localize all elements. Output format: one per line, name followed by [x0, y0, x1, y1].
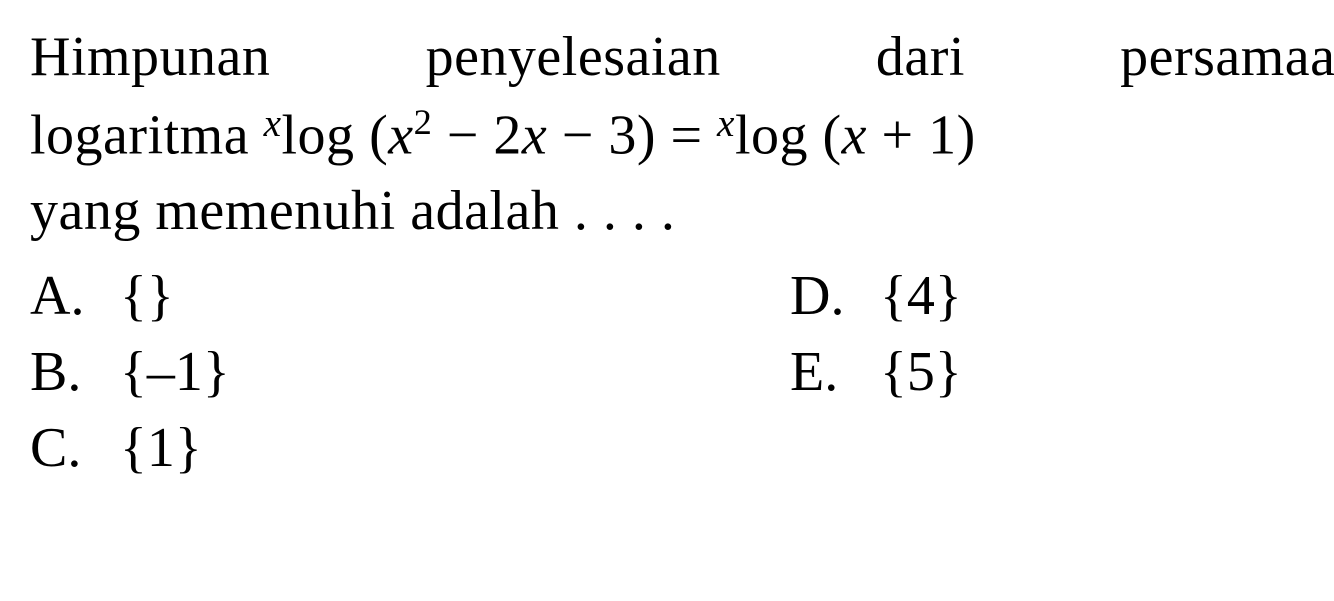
var-x: x: [522, 104, 547, 166]
log-word: log: [735, 104, 808, 166]
word: logaritma: [30, 104, 264, 166]
option-text: {}: [120, 259, 174, 335]
word: penyelesaian: [426, 26, 721, 88]
math-question: Himpunan penyelesaian dari persamaan log…: [30, 20, 1334, 486]
option-row: A. {} D. {4}: [30, 259, 1334, 335]
stem-line-1: Himpunan penyelesaian dari persamaan: [30, 20, 1334, 96]
question-stem: Himpunan penyelesaian dari persamaan log…: [30, 20, 1334, 249]
paren: (: [808, 104, 842, 166]
option-text: {1}: [120, 411, 202, 487]
option-a[interactable]: A. {}: [30, 259, 790, 335]
option-text: {5}: [880, 335, 962, 411]
option-letter: A.: [30, 259, 120, 335]
var-x: x: [842, 104, 867, 166]
stem-line-2: logaritma xlog (x2 − 2x − 3) = xlog (x +…: [30, 96, 1334, 174]
stem-line-3: yang memenuhi adalah . . . .: [30, 174, 1334, 250]
op: − 2: [432, 104, 522, 166]
op: + 1): [867, 104, 976, 166]
option-text: {4}: [880, 259, 962, 335]
word: persamaan: [1120, 26, 1334, 88]
log-word: log: [282, 104, 355, 166]
var-x: x: [388, 104, 413, 166]
option-letter: E.: [790, 335, 880, 411]
option-letter: B.: [30, 335, 120, 411]
paren: (: [355, 104, 389, 166]
log-base: x: [717, 102, 735, 145]
option-c[interactable]: C. {1}: [30, 411, 790, 487]
option-e[interactable]: E. {5}: [790, 335, 962, 411]
answer-options: A. {} D. {4} B. {–1} E. {5} C. {1}: [30, 259, 1334, 486]
option-row: B. {–1} E. {5}: [30, 335, 1334, 411]
log-base: x: [264, 102, 282, 145]
option-b[interactable]: B. {–1}: [30, 335, 790, 411]
option-letter: D.: [790, 259, 880, 335]
word: Himpunan: [30, 26, 270, 88]
option-text: {–1}: [120, 335, 230, 411]
op: − 3) =: [547, 104, 717, 166]
exponent: 2: [414, 102, 433, 142]
option-letter: C.: [30, 411, 120, 487]
option-d[interactable]: D. {4}: [790, 259, 962, 335]
word: dari: [876, 26, 965, 88]
option-row: C. {1}: [30, 411, 1334, 487]
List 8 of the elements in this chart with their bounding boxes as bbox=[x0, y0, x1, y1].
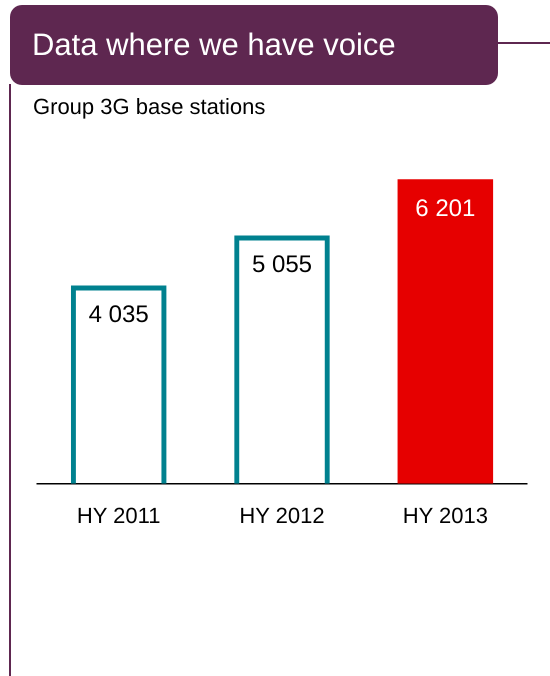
chart-title: Data where we have voice bbox=[10, 5, 498, 85]
chart-subtitle: Group 3G base stations bbox=[33, 94, 266, 120]
data-label: 6 201 bbox=[415, 194, 476, 222]
data-label: 5 055 bbox=[252, 251, 312, 278]
x-tick-label: HY 2011 bbox=[76, 502, 160, 528]
x-tick-label: HY 2013 bbox=[402, 502, 488, 528]
data-label: 4 035 bbox=[88, 301, 149, 328]
x-tick-label: HY 2012 bbox=[239, 502, 325, 528]
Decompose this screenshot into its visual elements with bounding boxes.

__Exercise aim__
Print each line unchanged, starting with the line that contains "chart-title: Data where" and going on through the final line of the material.

__Result__
chart-title: Data where we have voice bbox=[10, 5, 498, 85]
chart-subtitle: Group 3G base stations bbox=[33, 94, 266, 120]
data-label: 6 201 bbox=[415, 194, 476, 222]
data-label: 5 055 bbox=[252, 251, 312, 278]
x-tick-label: HY 2011 bbox=[76, 502, 160, 528]
x-tick-label: HY 2013 bbox=[402, 502, 488, 528]
data-label: 4 035 bbox=[88, 301, 149, 328]
x-tick-label: HY 2012 bbox=[239, 502, 325, 528]
Decompose this screenshot into its visual elements with bounding boxes.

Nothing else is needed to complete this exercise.